-- start --

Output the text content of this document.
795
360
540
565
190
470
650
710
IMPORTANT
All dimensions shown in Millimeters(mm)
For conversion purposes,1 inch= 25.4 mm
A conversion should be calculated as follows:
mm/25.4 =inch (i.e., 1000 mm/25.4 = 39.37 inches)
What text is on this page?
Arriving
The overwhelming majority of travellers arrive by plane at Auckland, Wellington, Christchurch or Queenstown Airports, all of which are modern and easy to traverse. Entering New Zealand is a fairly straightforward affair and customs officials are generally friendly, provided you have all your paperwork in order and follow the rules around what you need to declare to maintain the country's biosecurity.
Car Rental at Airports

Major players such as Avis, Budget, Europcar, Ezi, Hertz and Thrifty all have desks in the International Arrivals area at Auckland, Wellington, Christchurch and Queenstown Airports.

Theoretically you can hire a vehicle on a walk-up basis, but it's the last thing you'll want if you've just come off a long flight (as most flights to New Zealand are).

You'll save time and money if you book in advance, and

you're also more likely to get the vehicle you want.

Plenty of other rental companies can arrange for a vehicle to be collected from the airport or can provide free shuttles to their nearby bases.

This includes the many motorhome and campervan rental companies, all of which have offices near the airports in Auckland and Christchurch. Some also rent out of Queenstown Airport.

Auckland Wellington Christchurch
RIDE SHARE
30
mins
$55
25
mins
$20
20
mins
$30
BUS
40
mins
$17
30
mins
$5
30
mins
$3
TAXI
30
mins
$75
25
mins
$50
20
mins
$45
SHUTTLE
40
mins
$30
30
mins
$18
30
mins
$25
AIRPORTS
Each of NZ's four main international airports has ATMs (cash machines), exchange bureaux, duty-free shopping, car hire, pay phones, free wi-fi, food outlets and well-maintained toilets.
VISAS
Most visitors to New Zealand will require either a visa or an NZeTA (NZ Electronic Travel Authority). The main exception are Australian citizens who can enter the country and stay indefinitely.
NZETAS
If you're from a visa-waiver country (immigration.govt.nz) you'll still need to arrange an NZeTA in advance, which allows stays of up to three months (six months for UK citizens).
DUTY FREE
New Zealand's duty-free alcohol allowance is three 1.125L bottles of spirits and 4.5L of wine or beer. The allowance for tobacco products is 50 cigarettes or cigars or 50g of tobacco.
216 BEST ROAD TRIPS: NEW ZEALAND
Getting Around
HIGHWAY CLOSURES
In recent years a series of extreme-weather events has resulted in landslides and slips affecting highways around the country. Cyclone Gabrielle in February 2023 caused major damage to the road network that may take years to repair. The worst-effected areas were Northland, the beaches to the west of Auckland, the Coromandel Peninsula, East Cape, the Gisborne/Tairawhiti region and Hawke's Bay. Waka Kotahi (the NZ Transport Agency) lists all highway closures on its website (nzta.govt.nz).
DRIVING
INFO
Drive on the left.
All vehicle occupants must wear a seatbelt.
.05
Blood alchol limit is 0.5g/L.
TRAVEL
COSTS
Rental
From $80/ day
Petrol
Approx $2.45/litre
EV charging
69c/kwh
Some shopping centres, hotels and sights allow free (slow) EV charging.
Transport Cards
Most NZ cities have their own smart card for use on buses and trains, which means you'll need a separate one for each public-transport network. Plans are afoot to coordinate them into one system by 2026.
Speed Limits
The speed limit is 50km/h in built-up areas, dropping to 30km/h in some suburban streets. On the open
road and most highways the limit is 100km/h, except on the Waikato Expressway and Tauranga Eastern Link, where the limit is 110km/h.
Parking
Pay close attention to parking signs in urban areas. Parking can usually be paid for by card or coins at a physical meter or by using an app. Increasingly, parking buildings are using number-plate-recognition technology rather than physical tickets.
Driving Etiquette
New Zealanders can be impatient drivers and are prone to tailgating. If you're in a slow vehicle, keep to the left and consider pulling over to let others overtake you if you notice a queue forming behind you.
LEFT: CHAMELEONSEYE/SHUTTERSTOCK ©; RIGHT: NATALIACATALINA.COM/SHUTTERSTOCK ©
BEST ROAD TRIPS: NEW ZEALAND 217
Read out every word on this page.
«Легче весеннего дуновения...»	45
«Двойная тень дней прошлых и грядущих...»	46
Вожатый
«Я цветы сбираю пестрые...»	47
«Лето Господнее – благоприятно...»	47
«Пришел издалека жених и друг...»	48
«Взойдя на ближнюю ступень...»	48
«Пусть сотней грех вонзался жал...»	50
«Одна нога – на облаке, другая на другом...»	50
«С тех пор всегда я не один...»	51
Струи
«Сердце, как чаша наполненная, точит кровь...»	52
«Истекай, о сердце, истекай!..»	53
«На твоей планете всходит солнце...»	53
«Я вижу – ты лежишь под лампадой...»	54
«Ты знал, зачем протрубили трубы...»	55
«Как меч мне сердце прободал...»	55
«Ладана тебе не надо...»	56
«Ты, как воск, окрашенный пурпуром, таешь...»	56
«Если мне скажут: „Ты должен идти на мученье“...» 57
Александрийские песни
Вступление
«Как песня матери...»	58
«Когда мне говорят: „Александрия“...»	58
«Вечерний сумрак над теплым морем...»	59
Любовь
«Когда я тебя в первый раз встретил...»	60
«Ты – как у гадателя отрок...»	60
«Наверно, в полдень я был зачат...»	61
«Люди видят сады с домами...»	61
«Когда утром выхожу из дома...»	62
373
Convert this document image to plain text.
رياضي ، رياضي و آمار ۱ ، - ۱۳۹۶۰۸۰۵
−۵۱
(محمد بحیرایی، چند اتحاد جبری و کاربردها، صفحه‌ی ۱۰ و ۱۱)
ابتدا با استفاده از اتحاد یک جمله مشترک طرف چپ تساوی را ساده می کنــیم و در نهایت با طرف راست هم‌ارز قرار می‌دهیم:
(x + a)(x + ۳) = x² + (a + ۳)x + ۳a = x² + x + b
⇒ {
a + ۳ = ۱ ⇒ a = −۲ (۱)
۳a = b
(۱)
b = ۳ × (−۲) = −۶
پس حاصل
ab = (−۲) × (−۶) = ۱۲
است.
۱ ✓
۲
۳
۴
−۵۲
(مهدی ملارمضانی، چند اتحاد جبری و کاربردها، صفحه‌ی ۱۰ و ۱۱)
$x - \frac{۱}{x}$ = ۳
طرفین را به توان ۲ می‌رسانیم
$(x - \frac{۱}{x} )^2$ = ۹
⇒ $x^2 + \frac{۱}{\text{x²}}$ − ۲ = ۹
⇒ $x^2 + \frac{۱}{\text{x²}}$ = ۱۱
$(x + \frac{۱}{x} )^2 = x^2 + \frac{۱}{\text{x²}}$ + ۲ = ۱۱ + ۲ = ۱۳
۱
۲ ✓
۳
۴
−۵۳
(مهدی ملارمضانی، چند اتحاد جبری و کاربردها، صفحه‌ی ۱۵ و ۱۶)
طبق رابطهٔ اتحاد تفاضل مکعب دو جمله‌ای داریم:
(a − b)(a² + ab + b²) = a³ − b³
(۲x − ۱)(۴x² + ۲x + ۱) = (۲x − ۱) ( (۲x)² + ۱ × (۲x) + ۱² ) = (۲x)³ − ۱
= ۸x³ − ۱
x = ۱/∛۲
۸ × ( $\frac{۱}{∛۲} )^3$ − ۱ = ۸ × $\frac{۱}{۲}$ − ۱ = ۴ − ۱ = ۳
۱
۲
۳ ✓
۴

-- end --

EXERCISE
Write out all the entries exactly.

FINAL RESULT
Output the text content of this document.
795
360
540
565
190
470
650
710
IMPORTANT
All dimensions shown in Millimeters(mm)
For conversion purposes,1 inch= 25.4 mm
A conversion should be calculated as follows:
mm/25.4 =inch (i.e., 1000 mm/25.4 = 39.37 inches)
What text is on this page?
Arriving
The overwhelming majority of travellers arrive by plane at Auckland, Wellington, Christchurch or Queenstown Airports, all of which are modern and easy to traverse. Entering New Zealand is a fairly straightforward affair and customs officials are generally friendly, provided you have all your paperwork in order and follow the rules around what you need to declare to maintain the country's biosecurity.
Car Rental at Airports

Major players such as Avis, Budget, Europcar, Ezi, Hertz and Thrifty all have desks in the International Arrivals area at Auckland, Wellington, Christchurch and Queenstown Airports.

Theoretically you can hire a vehicle on a walk-up basis, but it's the last thing you'll want if you've just come off a long flight (as most flights to New Zealand are).

You'll save time and money if you book in advance, and

you're also more likely to get the vehicle you want.

Plenty of other rental companies can arrange for a vehicle to be collected from the airport or can provide free shuttles to their nearby bases.

This includes the many motorhome and campervan rental companies, all of which have offices near the airports in Auckland and Christchurch. Some also rent out of Queenstown Airport.

Auckland Wellington Christchurch
RIDE SHARE
30
mins
$55
25
mins
$20
20
mins
$30
BUS
40
mins
$17
30
mins
$5
30
mins
$3
TAXI
30
mins
$75
25
mins
$50
20
mins
$45
SHUTTLE
40
mins
$30
30
mins
$18
30
mins
$25
AIRPORTS
Each of NZ's four main international airports has ATMs (cash machines), exchange bureaux, duty-free shopping, car hire, pay phones, free wi-fi, food outlets and well-maintained toilets.
VISAS
Most visitors to New Zealand will require either a visa or an NZeTA (NZ Electronic Travel Authority). The main exception are Australian citizens who can enter the country and stay indefinitely.
NZETAS
If you're from a visa-waiver country (immigration.govt.nz) you'll still need to arrange an NZeTA in advance, which allows stays of up to three months (six months for UK citizens).
DUTY FREE
New Zealand's duty-free alcohol allowance is three 1.125L bottles of spirits and 4.5L of wine or beer. The allowance for tobacco products is 50 cigarettes or cigars or 50g of tobacco.
216 BEST ROAD TRIPS: NEW ZEALAND
Getting Around
HIGHWAY CLOSURES
In recent years a series of extreme-weather events has resulted in landslides and slips affecting highways around the country. Cyclone Gabrielle in February 2023 caused major damage to the road network that may take years to repair. The worst-effected areas were Northland, the beaches to the west of Auckland, the Coromandel Peninsula, East Cape, the Gisborne/Tairawhiti region and Hawke's Bay. Waka Kotahi (the NZ Transport Agency) lists all highway closures on its website (nzta.govt.nz).
DRIVING
INFO
Drive on the left.
All vehicle occupants must wear a seatbelt.
.05
Blood alchol limit is 0.5g/L.
TRAVEL
COSTS
Rental
From $80/ day
Petrol
Approx $2.45/litre
EV charging
69c/kwh
Some shopping centres, hotels and sights allow free (slow) EV charging.
Transport Cards
Most NZ cities have their own smart card for use on buses and trains, which means you'll need a separate one for each public-transport network. Plans are afoot to coordinate them into one system by 2026.
Speed Limits
The speed limit is 50km/h in built-up areas, dropping to 30km/h in some suburban streets. On the open
road and most highways the limit is 100km/h, except on the Waikato Expressway and Tauranga Eastern Link, where the limit is 110km/h.
Parking
Pay close attention to parking signs in urban areas. Parking can usually be paid for by card or coins at a physical meter or by using an app. Increasingly, parking buildings are using number-plate-recognition technology rather than physical tickets.
Driving Etiquette
New Zealanders can be impatient drivers and are prone to tailgating. If you're in a slow vehicle, keep to the left and consider pulling over to let others overtake you if you notice a queue forming behind you.
LEFT: CHAMELEONSEYE/SHUTTERSTOCK ©; RIGHT: NATALIACATALINA.COM/SHUTTERSTOCK ©
BEST ROAD TRIPS: NEW ZEALAND 217
Read out every word on this page.
«Легче весеннего дуновения...»	45
«Двойная тень дней прошлых и грядущих...»	46
Вожатый
«Я цветы сбираю пестрые...»	47
«Лето Господнее – благоприятно...»	47
«Пришел издалека жених и друг...»	48
«Взойдя на ближнюю ступень...»	48
«Пусть сотней грех вонзался жал...»	50
«Одна нога – на облаке, другая на другом...»	50
«С тех пор всегда я не один...»	51
Струи
«Сердце, как чаша наполненная, точит кровь...»	52
«Истекай, о сердце, истекай!..»	53
«На твоей планете всходит солнце...»	53
«Я вижу – ты лежишь под лампадой...»	54
«Ты знал, зачем протрубили трубы...»	55
«Как меч мне сердце прободал...»	55
«Ладана тебе не надо...»	56
«Ты, как воск, окрашенный пурпуром, таешь...»	56
«Если мне скажут: „Ты должен идти на мученье“...» 57
Александрийские песни
Вступление
«Как песня матери...»	58
«Когда мне говорят: „Александрия“...»	58
«Вечерний сумрак над теплым морем...»	59
Любовь
«Когда я тебя в первый раз встретил...»	60
«Ты – как у гадателя отрок...»	60
«Наверно, в полдень я был зачат...»	61
«Люди видят сады с домами...»	61
«Когда утром выхожу из дома...»	62
373
Convert this document image to plain text.
رياضي ، رياضي و آمار ۱ ، - ۱۳۹۶۰۸۰۵
−۵۱
(محمد بحیرایی، چند اتحاد جبری و کاربردها، صفحه‌ی ۱۰ و ۱۱)
ابتدا با استفاده از اتحاد یک جمله مشترک طرف چپ تساوی را ساده می کنــیم و در نهایت با طرف راست هم‌ارز قرار می‌دهیم:
(x + a)(x + ۳) = x² + (a + ۳)x + ۳a = x² + x + b
⇒ {
a + ۳ = ۱ ⇒ a = −۲ (۱)
۳a = b
(۱)
b = ۳ × (−۲) = −۶
پس حاصل
ab = (−۲) × (−۶) = ۱۲
است.
۱ ✓
۲
۳
۴
−۵۲
(مهدی ملارمضانی، چند اتحاد جبری و کاربردها، صفحه‌ی ۱۰ و ۱۱)
$x - \frac{۱}{x}$ = ۳
طرفین را به توان ۲ می‌رسانیم
$(x - \frac{۱}{x} )^2$ = ۹
⇒ $x^2 + \frac{۱}{\text{x²}}$ − ۲ = ۹
⇒ $x^2 + \frac{۱}{\text{x²}}$ = ۱۱
$(x + \frac{۱}{x} )^2 = x^2 + \frac{۱}{\text{x²}}$ + ۲ = ۱۱ + ۲ = ۱۳
۱
۲ ✓
۳
۴
−۵۳
(مهدی ملارمضانی، چند اتحاد جبری و کاربردها، صفحه‌ی ۱۵ و ۱۶)
طبق رابطهٔ اتحاد تفاضل مکعب دو جمله‌ای داریم:
(a − b)(a² + ab + b²) = a³ − b³
(۲x − ۱)(۴x² + ۲x + ۱) = (۲x − ۱) ( (۲x)² + ۱ × (۲x) + ۱² ) = (۲x)³ − ۱
= ۸x³ − ۱
x = ۱/∛۲
۸ × ( $\frac{۱}{∛۲} )^3$ − ۱ = ۸ × $\frac{۱}{۲}$ − ۱ = ۴ − ۱ = ۳
۱
۲
۳ ✓
۴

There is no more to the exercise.